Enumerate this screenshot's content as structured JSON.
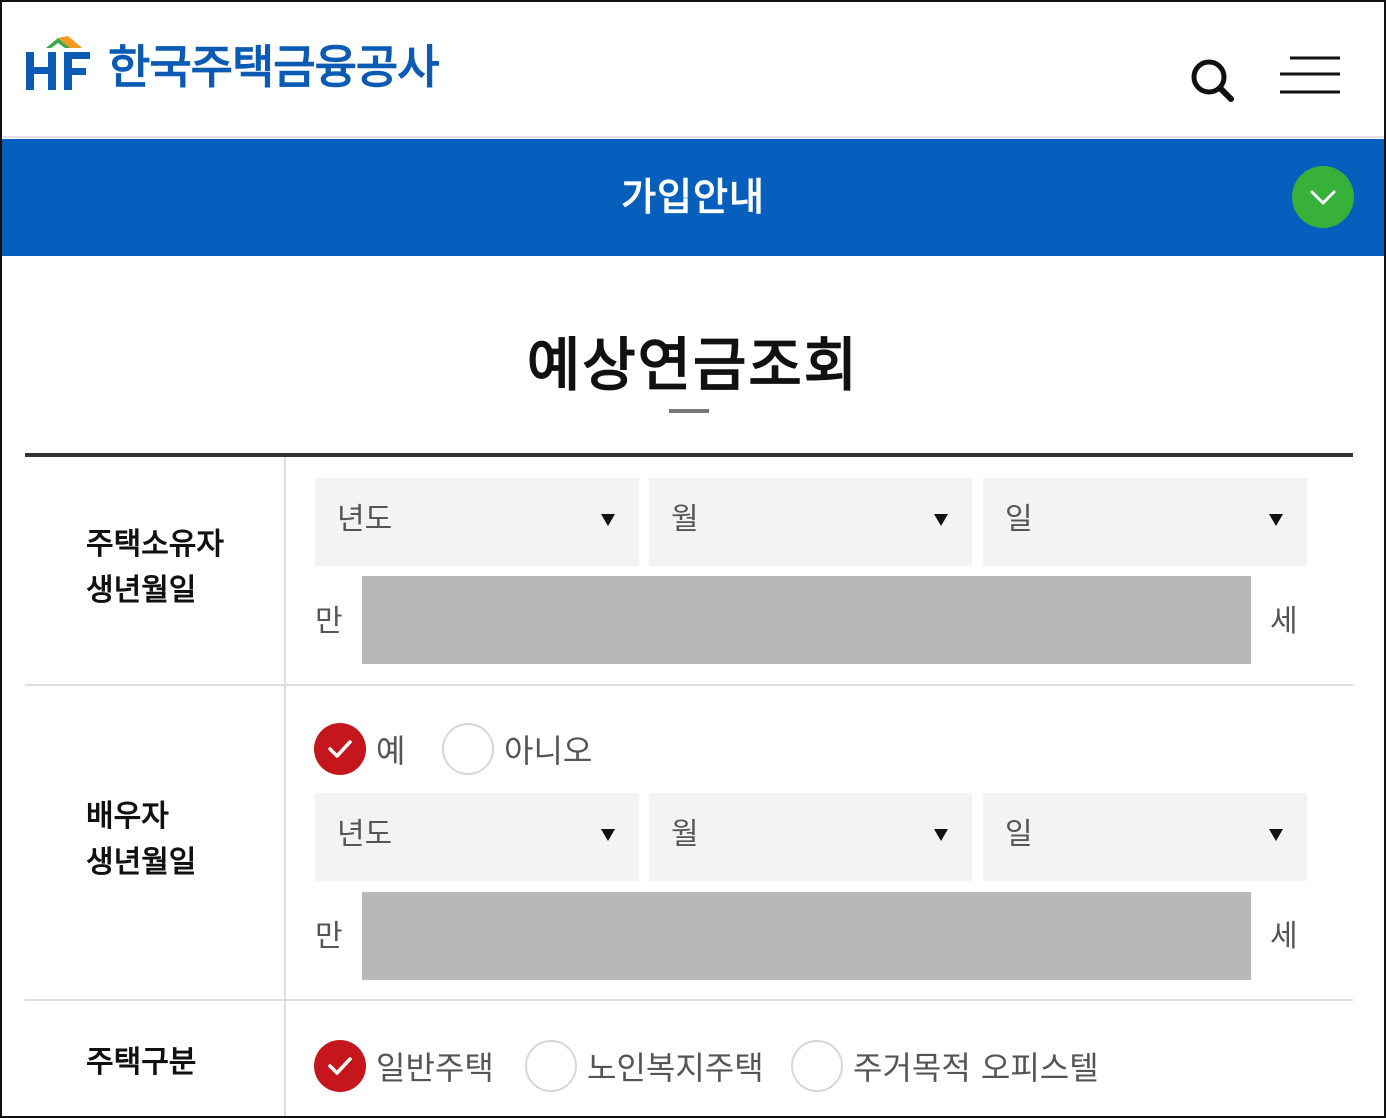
{
  "header": {
    "logo_text": "한국주택금융공사",
    "logo_mark": "HF"
  },
  "bluebar": {
    "title": "가입안내"
  },
  "page": {
    "title": "예상연금조회"
  },
  "owner": {
    "label_line1": "주택소유자",
    "label_line2": "생년월일",
    "year": "년도",
    "month": "월",
    "day": "일",
    "age_prefix": "만",
    "age_suffix": "세"
  },
  "spouse": {
    "label_line1": "배우자",
    "label_line2": "생년월일",
    "option_yes": "예",
    "option_no": "아니오",
    "selected": "예",
    "year": "년도",
    "month": "월",
    "day": "일",
    "age_prefix": "만",
    "age_suffix": "세"
  },
  "house_type": {
    "label": "주택구분",
    "options": [
      "일반주택",
      "노인복지주택",
      "주거목적 오피스텔"
    ],
    "selected": "일반주택"
  },
  "colors": {
    "brand_blue": "#065fbc",
    "toggle_green": "#38b13a",
    "check_red": "#c4161c",
    "age_box_gray": "#b8b8b8"
  },
  "icons": [
    "search-icon",
    "hamburger-menu-icon",
    "chevron-down-icon",
    "checkmark-icon"
  ]
}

========

(EXERCISE INSTRUCTIONS): Copy the material above in full and exactly, skipping pictures.

(SOLVED EXERCISE):
Enumerate this screenshot's content as structured JSON.
{
  "header": {
    "logo_text": "한국주택금융공사",
    "logo_mark": "HF"
  },
  "bluebar": {
    "title": "가입안내"
  },
  "page": {
    "title": "예상연금조회"
  },
  "owner": {
    "label_line1": "주택소유자",
    "label_line2": "생년월일",
    "year": "년도",
    "month": "월",
    "day": "일",
    "age_prefix": "만",
    "age_suffix": "세"
  },
  "spouse": {
    "label_line1": "배우자",
    "label_line2": "생년월일",
    "option_yes": "예",
    "option_no": "아니오",
    "selected": "예",
    "year": "년도",
    "month": "월",
    "day": "일",
    "age_prefix": "만",
    "age_suffix": "세"
  },
  "house_type": {
    "label": "주택구분",
    "options": [
      "일반주택",
      "노인복지주택",
      "주거목적 오피스텔"
    ],
    "selected": "일반주택"
  },
  "colors": {
    "brand_blue": "#065fbc",
    "toggle_green": "#38b13a",
    "check_red": "#c4161c",
    "age_box_gray": "#b8b8b8"
  },
  "icons": [
    "search-icon",
    "hamburger-menu-icon",
    "chevron-down-icon",
    "checkmark-icon"
  ]
}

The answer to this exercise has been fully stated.